→ Work to be completed: Give only the lines from the one containing "Give me the" through the end of the material below, exactly as written.
──────── Excerpted records
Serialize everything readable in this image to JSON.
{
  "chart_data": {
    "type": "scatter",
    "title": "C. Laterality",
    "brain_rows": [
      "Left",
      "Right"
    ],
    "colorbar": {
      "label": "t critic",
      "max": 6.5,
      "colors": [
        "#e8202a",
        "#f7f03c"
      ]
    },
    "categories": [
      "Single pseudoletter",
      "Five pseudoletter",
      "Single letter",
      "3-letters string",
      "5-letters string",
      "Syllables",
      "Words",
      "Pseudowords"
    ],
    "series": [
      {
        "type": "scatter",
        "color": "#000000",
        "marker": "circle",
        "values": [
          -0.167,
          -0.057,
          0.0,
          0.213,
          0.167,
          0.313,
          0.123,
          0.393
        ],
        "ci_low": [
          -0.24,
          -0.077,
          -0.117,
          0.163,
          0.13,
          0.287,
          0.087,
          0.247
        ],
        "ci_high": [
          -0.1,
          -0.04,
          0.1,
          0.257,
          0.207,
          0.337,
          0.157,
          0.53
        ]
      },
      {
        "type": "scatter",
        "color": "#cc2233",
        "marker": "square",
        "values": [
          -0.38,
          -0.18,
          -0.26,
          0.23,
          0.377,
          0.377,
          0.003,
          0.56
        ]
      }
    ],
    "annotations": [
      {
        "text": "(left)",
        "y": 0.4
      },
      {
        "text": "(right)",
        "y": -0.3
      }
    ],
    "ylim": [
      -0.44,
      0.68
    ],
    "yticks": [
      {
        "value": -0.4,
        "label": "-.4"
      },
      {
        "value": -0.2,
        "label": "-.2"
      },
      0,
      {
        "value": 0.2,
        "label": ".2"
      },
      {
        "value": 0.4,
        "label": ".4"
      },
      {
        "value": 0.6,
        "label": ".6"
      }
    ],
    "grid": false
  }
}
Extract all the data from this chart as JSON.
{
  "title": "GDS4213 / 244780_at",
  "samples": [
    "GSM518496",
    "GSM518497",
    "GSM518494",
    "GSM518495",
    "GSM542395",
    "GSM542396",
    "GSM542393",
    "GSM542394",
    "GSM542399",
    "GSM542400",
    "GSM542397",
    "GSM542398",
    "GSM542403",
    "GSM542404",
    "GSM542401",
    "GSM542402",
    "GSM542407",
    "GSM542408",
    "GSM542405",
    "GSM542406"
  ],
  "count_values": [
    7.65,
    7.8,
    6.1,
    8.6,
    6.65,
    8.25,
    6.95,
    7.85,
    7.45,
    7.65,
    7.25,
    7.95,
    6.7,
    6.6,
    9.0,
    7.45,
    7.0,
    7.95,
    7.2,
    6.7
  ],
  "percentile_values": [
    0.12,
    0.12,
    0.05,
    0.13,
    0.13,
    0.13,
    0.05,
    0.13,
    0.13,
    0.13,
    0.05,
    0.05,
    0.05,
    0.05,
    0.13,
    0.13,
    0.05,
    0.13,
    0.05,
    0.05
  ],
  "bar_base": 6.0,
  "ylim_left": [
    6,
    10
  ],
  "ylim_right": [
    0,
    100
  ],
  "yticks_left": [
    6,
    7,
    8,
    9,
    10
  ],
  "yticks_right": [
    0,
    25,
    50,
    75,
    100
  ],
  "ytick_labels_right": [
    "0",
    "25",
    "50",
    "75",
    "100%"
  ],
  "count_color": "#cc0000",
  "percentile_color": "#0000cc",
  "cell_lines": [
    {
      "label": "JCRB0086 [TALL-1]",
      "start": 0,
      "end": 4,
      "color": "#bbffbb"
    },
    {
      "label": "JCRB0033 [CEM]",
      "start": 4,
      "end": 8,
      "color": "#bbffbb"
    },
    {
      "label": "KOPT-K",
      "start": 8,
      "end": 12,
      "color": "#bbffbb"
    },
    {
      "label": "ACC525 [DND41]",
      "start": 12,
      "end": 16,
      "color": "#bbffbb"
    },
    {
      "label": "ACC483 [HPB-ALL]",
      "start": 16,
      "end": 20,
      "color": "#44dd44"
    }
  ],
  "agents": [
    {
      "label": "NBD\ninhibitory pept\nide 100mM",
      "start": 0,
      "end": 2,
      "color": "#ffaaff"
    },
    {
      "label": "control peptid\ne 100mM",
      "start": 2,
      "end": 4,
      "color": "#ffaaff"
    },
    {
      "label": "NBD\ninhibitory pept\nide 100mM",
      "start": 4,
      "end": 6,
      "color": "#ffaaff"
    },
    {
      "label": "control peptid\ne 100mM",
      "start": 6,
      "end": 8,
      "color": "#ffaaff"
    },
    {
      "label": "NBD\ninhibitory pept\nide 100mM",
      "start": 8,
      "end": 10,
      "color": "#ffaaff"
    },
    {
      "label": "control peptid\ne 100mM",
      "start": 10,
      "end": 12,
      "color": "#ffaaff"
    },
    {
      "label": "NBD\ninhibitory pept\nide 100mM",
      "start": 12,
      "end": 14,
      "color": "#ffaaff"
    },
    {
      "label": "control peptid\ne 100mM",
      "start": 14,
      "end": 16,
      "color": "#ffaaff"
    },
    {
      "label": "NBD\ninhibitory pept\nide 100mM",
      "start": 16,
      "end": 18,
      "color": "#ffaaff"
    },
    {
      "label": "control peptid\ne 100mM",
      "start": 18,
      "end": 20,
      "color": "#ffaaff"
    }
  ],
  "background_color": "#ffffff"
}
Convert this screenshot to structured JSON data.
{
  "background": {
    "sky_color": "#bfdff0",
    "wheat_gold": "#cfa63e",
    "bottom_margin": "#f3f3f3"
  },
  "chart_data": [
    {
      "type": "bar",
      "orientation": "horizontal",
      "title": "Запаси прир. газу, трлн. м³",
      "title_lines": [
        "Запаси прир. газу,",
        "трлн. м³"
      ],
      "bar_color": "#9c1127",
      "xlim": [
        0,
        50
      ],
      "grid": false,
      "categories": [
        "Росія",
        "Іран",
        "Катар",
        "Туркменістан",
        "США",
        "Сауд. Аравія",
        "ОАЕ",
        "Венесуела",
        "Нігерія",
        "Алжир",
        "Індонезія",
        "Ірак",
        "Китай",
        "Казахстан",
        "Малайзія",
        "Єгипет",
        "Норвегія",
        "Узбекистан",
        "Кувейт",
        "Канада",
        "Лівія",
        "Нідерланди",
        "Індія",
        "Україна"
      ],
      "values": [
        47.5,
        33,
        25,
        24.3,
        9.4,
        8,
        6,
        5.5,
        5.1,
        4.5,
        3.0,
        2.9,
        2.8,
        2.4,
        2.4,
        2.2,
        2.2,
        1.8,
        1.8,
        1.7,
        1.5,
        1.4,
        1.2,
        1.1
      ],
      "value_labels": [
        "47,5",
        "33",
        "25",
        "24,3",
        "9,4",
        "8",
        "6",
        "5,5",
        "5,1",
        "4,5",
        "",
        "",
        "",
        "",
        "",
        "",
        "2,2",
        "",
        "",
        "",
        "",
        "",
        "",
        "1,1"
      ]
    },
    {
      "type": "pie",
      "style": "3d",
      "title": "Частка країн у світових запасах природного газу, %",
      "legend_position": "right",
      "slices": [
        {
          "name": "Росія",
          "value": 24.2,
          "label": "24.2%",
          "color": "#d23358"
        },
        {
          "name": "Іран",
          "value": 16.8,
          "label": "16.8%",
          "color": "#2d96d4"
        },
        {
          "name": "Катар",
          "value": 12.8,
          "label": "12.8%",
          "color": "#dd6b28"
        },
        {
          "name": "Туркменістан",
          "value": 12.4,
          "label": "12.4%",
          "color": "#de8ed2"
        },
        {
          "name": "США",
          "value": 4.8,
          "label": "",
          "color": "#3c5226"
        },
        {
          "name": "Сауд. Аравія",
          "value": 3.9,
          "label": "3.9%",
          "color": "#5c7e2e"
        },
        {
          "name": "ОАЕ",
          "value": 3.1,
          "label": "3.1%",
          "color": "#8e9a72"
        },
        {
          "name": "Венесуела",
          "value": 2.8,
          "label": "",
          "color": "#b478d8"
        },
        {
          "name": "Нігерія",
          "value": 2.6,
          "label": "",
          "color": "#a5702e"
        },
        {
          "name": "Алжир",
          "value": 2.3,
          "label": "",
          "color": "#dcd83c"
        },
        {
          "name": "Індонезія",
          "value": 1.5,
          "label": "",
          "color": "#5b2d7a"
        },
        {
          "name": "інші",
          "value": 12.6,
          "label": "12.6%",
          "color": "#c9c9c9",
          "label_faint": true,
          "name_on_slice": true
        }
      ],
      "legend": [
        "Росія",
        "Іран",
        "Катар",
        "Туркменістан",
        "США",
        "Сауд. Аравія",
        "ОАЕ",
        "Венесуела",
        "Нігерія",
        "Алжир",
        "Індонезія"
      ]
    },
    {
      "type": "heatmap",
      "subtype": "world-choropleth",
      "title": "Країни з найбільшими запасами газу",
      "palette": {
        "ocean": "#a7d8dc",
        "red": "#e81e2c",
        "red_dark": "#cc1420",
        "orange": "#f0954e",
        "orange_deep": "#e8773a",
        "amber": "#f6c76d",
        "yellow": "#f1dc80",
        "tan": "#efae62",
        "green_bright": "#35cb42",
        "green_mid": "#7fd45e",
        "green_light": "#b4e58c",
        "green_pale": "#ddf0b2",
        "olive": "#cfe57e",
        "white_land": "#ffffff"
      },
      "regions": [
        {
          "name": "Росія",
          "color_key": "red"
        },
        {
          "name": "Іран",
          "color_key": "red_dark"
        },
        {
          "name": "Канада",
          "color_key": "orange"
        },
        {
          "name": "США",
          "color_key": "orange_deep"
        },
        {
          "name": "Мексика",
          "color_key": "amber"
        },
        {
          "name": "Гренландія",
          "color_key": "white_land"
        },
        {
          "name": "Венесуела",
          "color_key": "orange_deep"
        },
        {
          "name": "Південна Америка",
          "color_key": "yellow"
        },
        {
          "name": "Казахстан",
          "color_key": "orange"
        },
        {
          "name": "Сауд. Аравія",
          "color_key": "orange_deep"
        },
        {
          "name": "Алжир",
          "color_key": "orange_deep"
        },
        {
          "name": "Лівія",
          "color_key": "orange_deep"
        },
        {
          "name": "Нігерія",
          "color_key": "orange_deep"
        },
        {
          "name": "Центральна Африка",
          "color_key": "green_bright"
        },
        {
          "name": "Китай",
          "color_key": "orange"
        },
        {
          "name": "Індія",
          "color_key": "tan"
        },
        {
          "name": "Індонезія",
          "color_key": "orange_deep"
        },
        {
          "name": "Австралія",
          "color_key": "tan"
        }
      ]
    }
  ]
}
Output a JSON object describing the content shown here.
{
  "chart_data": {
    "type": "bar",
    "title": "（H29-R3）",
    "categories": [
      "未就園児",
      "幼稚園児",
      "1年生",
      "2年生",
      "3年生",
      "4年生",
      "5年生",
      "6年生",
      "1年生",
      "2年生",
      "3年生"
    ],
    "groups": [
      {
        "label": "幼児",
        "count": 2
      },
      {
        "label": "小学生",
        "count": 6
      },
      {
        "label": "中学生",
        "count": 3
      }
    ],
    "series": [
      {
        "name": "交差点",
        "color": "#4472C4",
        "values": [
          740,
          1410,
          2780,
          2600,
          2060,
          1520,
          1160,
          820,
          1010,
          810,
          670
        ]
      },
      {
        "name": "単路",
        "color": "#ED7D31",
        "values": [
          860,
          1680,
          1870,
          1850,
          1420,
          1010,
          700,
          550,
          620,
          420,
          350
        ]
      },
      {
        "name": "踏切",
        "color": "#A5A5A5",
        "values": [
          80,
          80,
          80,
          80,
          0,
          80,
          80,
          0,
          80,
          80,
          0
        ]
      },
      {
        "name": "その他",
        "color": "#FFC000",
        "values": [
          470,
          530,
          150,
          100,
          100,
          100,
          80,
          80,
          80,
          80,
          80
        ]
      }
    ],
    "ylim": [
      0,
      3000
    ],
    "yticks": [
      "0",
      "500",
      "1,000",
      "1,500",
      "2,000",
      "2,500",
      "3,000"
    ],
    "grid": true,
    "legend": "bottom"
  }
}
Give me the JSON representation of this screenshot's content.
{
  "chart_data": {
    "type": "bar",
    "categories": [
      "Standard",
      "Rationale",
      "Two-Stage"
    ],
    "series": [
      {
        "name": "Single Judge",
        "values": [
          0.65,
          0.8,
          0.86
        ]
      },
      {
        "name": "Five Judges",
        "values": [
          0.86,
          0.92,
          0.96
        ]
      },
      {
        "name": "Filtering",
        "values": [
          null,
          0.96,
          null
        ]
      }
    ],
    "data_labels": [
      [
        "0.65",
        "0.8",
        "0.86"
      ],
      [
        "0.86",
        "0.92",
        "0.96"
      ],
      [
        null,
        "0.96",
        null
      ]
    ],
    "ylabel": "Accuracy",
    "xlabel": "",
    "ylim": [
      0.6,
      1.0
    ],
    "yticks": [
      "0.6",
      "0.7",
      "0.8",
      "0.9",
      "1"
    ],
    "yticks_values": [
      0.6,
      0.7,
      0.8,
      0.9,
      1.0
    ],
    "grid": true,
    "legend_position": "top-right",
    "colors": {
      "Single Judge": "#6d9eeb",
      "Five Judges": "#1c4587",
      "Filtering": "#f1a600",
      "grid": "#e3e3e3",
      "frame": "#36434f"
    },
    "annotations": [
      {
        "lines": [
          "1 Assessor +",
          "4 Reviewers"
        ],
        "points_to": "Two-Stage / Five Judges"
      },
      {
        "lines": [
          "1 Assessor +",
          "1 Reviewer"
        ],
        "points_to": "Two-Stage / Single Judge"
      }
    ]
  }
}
────────────────
→ Solution for this problem:
Give me the JSON representation of this screenshot's content.
{
  "chart_data": {
    "type": "bar",
    "categories": [
      "Standard",
      "Rationale",
      "Two-Stage"
    ],
    "series": [
      {
        "name": "Single Judge",
        "values": [
          0.65,
          0.8,
          0.86
        ]
      },
      {
        "name": "Five Judges",
        "values": [
          0.86,
          0.92,
          0.96
        ]
      },
      {
        "name": "Filtering",
        "values": [
          null,
          0.96,
          null
        ]
      }
    ],
    "data_labels": [
      [
        "0.65",
        "0.8",
        "0.86"
      ],
      [
        "0.86",
        "0.92",
        "0.96"
      ],
      [
        null,
        "0.96",
        null
      ]
    ],
    "ylabel": "Accuracy",
    "xlabel": "",
    "ylim": [
      0.6,
      1.0
    ],
    "yticks": [
      "0.6",
      "0.7",
      "0.8",
      "0.9",
      "1"
    ],
    "yticks_values": [
      0.6,
      0.7,
      0.8,
      0.9,
      1.0
    ],
    "grid": true,
    "legend_position": "top-right",
    "colors": {
      "Single Judge": "#6d9eeb",
      "Five Judges": "#1c4587",
      "Filtering": "#f1a600",
      "grid": "#e3e3e3",
      "frame": "#36434f"
    },
    "annotations": [
      {
        "lines": [
          "1 Assessor +",
          "4 Reviewers"
        ],
        "points_to": "Two-Stage / Five Judges"
      },
      {
        "lines": [
          "1 Assessor +",
          "1 Reviewer"
        ],
        "points_to": "Two-Stage / Single Judge"
      }
    ]
  }
}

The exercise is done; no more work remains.